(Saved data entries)

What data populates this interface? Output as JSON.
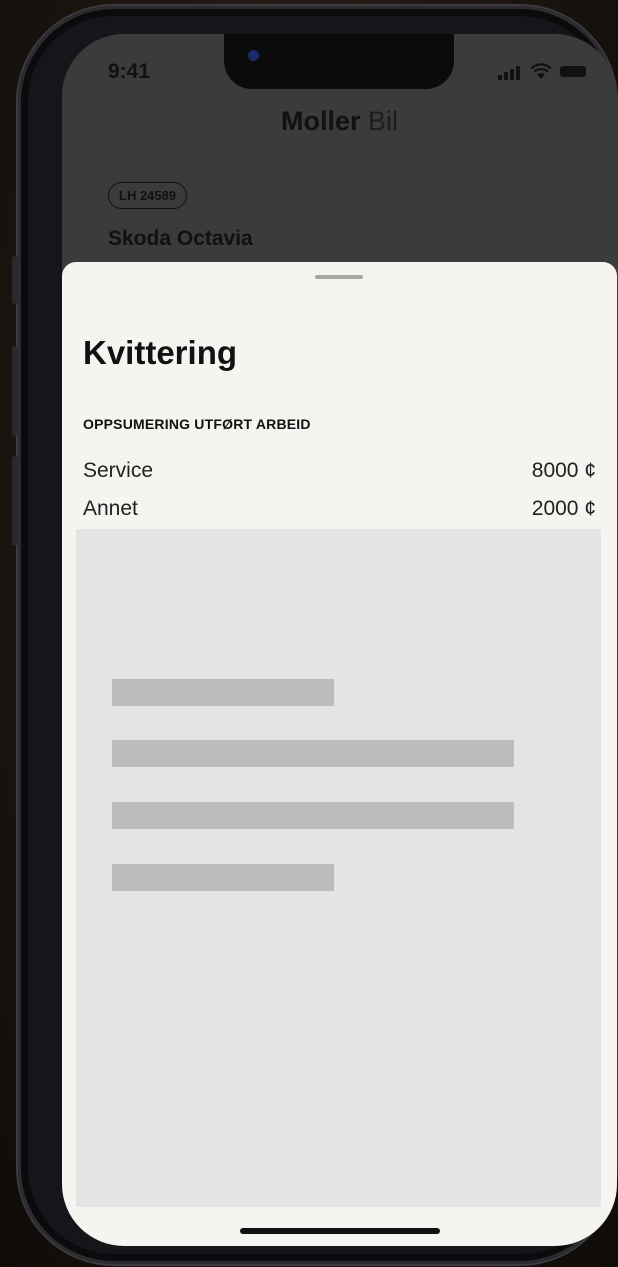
{
  "status_bar": {
    "time": "9:41",
    "icons": [
      "signal-icon",
      "wifi-icon",
      "battery-icon"
    ]
  },
  "header": {
    "brand_bold": "Moller",
    "brand_light": "Bil"
  },
  "vehicle": {
    "plate": "LH 24589",
    "name": "Skoda Octavia"
  },
  "sheet": {
    "title": "Kvittering",
    "section_label": "OPPSUMERING UTFØRT ARBEID",
    "items": [
      {
        "label": "Service",
        "amount": "8000 ¢"
      },
      {
        "label": "Annet",
        "amount": "2000 ¢"
      }
    ]
  },
  "colors": {
    "sheet_background": "#f6f4f0",
    "placeholder_background": "#e4e4e4",
    "skeleton_bar": "#bdbdbd",
    "backdrop_dim": "#3b3b3b"
  }
}
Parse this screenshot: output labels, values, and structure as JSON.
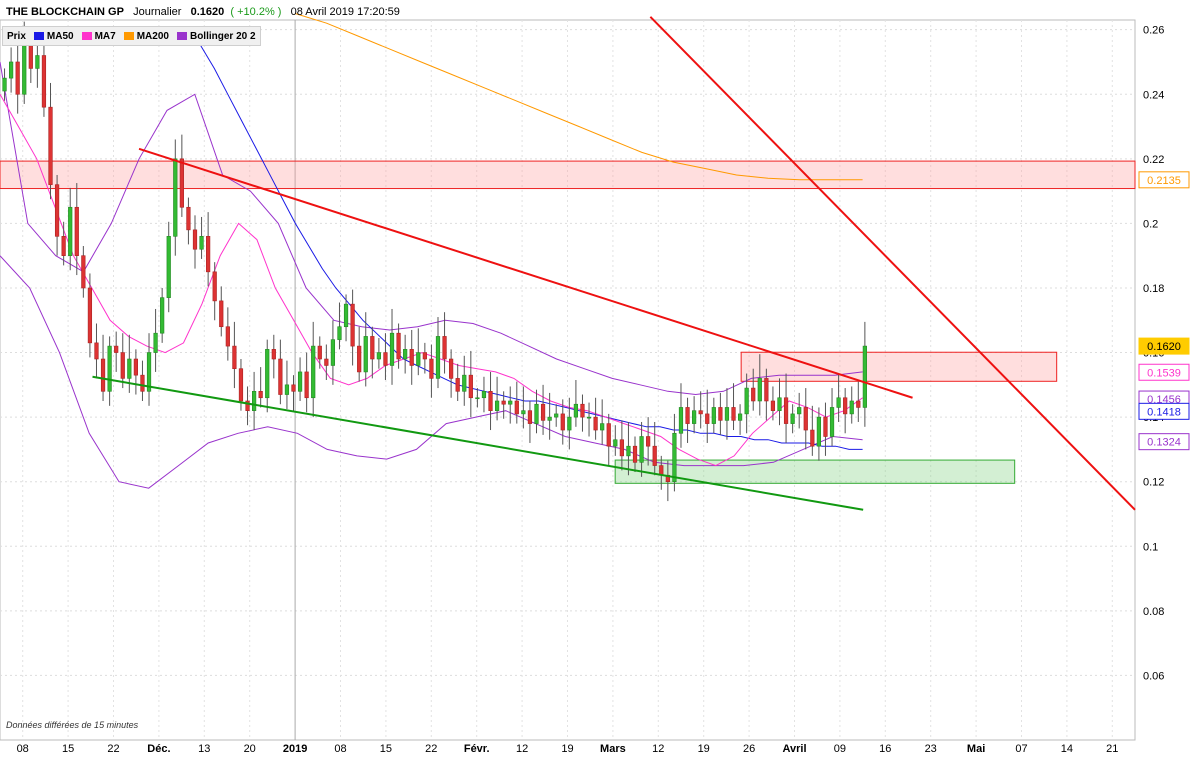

▸ **What is asked**:
Leave out the pictures and give the listing above again exactly.

▸ **Solution for this task**:
What data populates this interface? Output as JSON.
{
  "status_bar": {
    "time": "9:41",
    "icons": [
      "signal-icon",
      "wifi-icon",
      "battery-icon"
    ]
  },
  "header": {
    "brand_bold": "Moller",
    "brand_light": "Bil"
  },
  "vehicle": {
    "plate": "LH 24589",
    "name": "Skoda Octavia"
  },
  "sheet": {
    "title": "Kvittering",
    "section_label": "OPPSUMERING UTFØRT ARBEID",
    "items": [
      {
        "label": "Service",
        "amount": "8000 ¢"
      },
      {
        "label": "Annet",
        "amount": "2000 ¢"
      }
    ]
  },
  "colors": {
    "sheet_background": "#f6f4f0",
    "placeholder_background": "#e4e4e4",
    "skeleton_bar": "#bdbdbd",
    "backdrop_dim": "#3b3b3b"
  }
}
Parse this screenshot: output labels, values, and structure as JSON.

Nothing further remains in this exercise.